§ PROVIDED RECORDS:
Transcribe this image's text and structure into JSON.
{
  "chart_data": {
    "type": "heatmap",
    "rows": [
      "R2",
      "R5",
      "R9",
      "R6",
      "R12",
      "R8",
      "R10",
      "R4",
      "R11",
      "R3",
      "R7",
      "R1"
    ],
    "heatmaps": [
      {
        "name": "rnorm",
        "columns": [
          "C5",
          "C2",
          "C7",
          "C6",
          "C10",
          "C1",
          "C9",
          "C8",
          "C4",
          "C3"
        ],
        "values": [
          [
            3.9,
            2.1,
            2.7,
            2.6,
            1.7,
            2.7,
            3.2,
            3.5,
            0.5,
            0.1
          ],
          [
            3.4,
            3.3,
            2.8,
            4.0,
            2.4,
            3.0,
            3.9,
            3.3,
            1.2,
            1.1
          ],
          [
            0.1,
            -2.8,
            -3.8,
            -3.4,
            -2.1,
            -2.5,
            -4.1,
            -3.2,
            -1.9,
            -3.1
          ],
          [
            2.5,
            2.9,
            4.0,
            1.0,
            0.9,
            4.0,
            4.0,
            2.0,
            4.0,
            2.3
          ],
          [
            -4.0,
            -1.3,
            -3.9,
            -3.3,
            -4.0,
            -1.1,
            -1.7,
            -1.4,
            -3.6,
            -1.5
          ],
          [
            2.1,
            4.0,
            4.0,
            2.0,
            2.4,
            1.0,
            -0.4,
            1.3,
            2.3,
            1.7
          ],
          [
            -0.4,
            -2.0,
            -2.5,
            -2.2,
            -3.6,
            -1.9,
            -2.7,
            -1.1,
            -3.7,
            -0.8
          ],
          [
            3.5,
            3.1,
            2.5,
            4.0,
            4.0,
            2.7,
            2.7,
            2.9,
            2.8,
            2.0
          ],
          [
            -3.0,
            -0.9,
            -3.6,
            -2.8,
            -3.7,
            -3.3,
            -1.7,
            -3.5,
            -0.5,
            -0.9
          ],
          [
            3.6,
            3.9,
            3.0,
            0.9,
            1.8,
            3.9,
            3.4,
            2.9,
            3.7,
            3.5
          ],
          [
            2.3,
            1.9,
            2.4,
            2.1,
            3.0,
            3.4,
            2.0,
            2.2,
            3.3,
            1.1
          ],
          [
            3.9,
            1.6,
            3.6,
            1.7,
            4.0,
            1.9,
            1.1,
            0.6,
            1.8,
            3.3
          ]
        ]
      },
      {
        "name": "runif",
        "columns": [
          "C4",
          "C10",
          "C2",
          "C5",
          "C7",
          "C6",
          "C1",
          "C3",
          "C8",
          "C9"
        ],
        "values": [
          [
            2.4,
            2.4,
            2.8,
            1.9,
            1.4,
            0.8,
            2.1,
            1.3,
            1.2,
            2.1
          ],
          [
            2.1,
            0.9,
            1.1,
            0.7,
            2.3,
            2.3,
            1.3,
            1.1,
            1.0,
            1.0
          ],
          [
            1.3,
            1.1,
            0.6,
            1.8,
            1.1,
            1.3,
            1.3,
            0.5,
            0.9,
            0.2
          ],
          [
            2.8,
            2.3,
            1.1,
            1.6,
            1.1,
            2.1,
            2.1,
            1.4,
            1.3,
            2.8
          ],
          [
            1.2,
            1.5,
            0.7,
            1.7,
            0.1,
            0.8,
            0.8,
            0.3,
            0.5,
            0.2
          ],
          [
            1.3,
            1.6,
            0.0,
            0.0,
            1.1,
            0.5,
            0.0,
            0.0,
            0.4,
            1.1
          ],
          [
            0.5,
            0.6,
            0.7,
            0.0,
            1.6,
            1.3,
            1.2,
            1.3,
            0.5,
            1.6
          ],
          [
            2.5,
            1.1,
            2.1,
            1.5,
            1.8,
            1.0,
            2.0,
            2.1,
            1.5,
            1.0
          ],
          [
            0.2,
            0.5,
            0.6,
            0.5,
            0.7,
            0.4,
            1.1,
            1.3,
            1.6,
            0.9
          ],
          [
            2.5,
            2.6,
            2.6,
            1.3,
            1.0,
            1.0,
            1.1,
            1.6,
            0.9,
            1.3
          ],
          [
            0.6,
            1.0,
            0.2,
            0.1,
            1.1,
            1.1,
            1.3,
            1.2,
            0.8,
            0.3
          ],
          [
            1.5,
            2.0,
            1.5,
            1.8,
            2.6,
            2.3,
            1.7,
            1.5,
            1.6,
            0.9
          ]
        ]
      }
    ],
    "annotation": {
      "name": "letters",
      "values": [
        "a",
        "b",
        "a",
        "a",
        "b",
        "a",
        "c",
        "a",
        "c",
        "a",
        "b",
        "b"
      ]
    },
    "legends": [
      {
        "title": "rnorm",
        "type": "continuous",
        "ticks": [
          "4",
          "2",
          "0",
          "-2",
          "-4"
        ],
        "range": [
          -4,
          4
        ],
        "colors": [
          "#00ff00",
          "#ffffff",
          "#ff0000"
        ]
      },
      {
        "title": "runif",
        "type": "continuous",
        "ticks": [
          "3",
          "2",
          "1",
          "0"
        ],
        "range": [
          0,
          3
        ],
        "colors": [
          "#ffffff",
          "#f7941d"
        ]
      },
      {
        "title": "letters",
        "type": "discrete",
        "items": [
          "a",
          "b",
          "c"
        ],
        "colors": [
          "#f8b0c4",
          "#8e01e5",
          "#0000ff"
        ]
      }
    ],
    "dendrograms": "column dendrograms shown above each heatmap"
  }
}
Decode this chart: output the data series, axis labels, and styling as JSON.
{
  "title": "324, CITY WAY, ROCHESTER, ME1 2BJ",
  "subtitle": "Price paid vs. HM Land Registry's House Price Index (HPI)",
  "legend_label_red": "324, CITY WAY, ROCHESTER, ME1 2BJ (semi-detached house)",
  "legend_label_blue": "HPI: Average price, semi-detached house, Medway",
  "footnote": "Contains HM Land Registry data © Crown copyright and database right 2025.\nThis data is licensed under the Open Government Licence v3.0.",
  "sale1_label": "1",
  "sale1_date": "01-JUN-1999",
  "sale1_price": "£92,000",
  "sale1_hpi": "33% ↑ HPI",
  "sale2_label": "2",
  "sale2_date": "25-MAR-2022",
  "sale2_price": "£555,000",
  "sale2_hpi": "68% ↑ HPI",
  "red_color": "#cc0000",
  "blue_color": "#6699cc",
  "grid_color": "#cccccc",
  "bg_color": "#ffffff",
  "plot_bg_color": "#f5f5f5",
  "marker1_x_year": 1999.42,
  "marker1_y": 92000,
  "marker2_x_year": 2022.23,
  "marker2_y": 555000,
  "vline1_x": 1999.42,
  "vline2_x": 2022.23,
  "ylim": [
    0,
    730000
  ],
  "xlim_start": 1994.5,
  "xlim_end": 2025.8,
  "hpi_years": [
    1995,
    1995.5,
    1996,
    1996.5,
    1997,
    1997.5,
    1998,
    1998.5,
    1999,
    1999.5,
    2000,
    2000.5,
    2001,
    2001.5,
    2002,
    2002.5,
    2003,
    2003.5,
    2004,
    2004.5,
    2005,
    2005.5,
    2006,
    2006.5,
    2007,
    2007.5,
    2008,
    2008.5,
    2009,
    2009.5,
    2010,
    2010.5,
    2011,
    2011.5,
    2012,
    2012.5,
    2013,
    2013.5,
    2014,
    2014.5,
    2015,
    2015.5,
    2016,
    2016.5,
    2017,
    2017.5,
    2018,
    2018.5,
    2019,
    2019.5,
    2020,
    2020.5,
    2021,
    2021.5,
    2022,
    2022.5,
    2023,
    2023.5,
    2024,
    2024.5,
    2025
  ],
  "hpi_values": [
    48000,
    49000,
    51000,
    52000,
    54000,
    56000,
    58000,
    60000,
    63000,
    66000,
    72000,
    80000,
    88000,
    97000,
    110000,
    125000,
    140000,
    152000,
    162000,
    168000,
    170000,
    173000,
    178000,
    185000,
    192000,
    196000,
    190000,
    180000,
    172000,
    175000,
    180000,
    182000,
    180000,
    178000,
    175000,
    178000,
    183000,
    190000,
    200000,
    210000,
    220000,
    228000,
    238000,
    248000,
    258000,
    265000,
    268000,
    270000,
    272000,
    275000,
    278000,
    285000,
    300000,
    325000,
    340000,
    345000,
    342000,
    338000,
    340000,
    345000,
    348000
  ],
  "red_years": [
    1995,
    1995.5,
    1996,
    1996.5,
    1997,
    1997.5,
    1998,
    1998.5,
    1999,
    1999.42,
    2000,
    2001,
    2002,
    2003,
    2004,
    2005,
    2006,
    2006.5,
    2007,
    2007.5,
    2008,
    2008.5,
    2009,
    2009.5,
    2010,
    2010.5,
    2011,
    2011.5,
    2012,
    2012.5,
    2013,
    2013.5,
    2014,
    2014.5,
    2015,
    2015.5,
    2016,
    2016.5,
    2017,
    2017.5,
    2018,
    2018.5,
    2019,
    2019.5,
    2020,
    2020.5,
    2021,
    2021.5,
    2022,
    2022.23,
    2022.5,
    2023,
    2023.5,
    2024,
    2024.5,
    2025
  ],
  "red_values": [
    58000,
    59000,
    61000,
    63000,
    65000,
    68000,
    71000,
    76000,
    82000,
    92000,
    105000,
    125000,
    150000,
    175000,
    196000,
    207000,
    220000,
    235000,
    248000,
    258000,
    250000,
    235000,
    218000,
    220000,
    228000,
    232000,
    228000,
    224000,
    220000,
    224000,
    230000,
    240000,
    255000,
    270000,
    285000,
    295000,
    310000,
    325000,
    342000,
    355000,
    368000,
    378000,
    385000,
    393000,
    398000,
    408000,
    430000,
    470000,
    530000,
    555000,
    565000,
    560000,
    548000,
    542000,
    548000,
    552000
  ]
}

§ THE PROBLEM: Among the lines of the data, identify those with the word "semi". Copy each of them.

§ TASK RESPONSE:
  "legend_label_red": "324, CITY WAY, ROCHESTER, ME1 2BJ (semi-detached house)",
  "legend_label_blue": "HPI: Average price, semi-detached house, Medway",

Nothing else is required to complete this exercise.